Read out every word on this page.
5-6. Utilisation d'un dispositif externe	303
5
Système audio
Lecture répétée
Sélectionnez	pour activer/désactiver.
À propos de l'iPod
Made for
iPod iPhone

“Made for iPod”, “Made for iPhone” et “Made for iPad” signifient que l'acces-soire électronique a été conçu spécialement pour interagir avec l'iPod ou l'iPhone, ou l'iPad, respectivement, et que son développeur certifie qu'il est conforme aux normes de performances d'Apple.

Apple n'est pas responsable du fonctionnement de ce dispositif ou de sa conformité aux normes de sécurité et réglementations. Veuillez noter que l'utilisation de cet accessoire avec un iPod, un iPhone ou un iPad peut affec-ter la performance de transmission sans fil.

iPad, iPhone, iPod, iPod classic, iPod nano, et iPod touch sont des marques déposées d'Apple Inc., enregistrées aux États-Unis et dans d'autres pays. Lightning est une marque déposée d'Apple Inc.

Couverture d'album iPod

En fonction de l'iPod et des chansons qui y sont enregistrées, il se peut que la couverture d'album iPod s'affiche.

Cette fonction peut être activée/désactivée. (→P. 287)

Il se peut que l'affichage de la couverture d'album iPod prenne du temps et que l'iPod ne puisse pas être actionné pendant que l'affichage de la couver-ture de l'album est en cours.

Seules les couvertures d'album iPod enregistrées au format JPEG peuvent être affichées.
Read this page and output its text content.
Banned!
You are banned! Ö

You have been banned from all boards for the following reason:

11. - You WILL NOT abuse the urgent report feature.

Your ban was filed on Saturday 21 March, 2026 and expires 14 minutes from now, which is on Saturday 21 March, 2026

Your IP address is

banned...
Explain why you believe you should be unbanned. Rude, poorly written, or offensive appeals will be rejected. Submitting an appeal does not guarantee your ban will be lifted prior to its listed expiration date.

※ ※ ※

» Problem to work on
Retype the listing above in full, with no alterations.

» Exercise result
Read out every word on this page.
5-6. Utilisation d'un dispositif externe	303
5
Système audio
Lecture répétée
Sélectionnez	pour activer/désactiver.
À propos de l'iPod
Made for
iPod iPhone

“Made for iPod”, “Made for iPhone” et “Made for iPad” signifient que l'acces-soire électronique a été conçu spécialement pour interagir avec l'iPod ou l'iPhone, ou l'iPad, respectivement, et que son développeur certifie qu'il est conforme aux normes de performances d'Apple.

Apple n'est pas responsable du fonctionnement de ce dispositif ou de sa conformité aux normes de sécurité et réglementations. Veuillez noter que l'utilisation de cet accessoire avec un iPod, un iPhone ou un iPad peut affec-ter la performance de transmission sans fil.

iPad, iPhone, iPod, iPod classic, iPod nano, et iPod touch sont des marques déposées d'Apple Inc., enregistrées aux États-Unis et dans d'autres pays. Lightning est une marque déposée d'Apple Inc.

Couverture d'album iPod

En fonction de l'iPod et des chansons qui y sont enregistrées, il se peut que la couverture d'album iPod s'affiche.

Cette fonction peut être activée/désactivée. (→P. 287)

Il se peut que l'affichage de la couverture d'album iPod prenne du temps et que l'iPod ne puisse pas être actionné pendant que l'affichage de la couver-ture de l'album est en cours.

Seules les couvertures d'album iPod enregistrées au format JPEG peuvent être affichées.
Read this page and output its text content.
Banned!
You are banned! Ö

You have been banned from all boards for the following reason:

11. - You WILL NOT abuse the urgent report feature.

Your ban was filed on Saturday 21 March, 2026 and expires 14 minutes from now, which is on Saturday 21 March, 2026

Your IP address is

banned...
Explain why you believe you should be unbanned. Rude, poorly written, or offensive appeals will be rejected. Submitting an appeal does not guarantee your ban will be lifted prior to its listed expiration date.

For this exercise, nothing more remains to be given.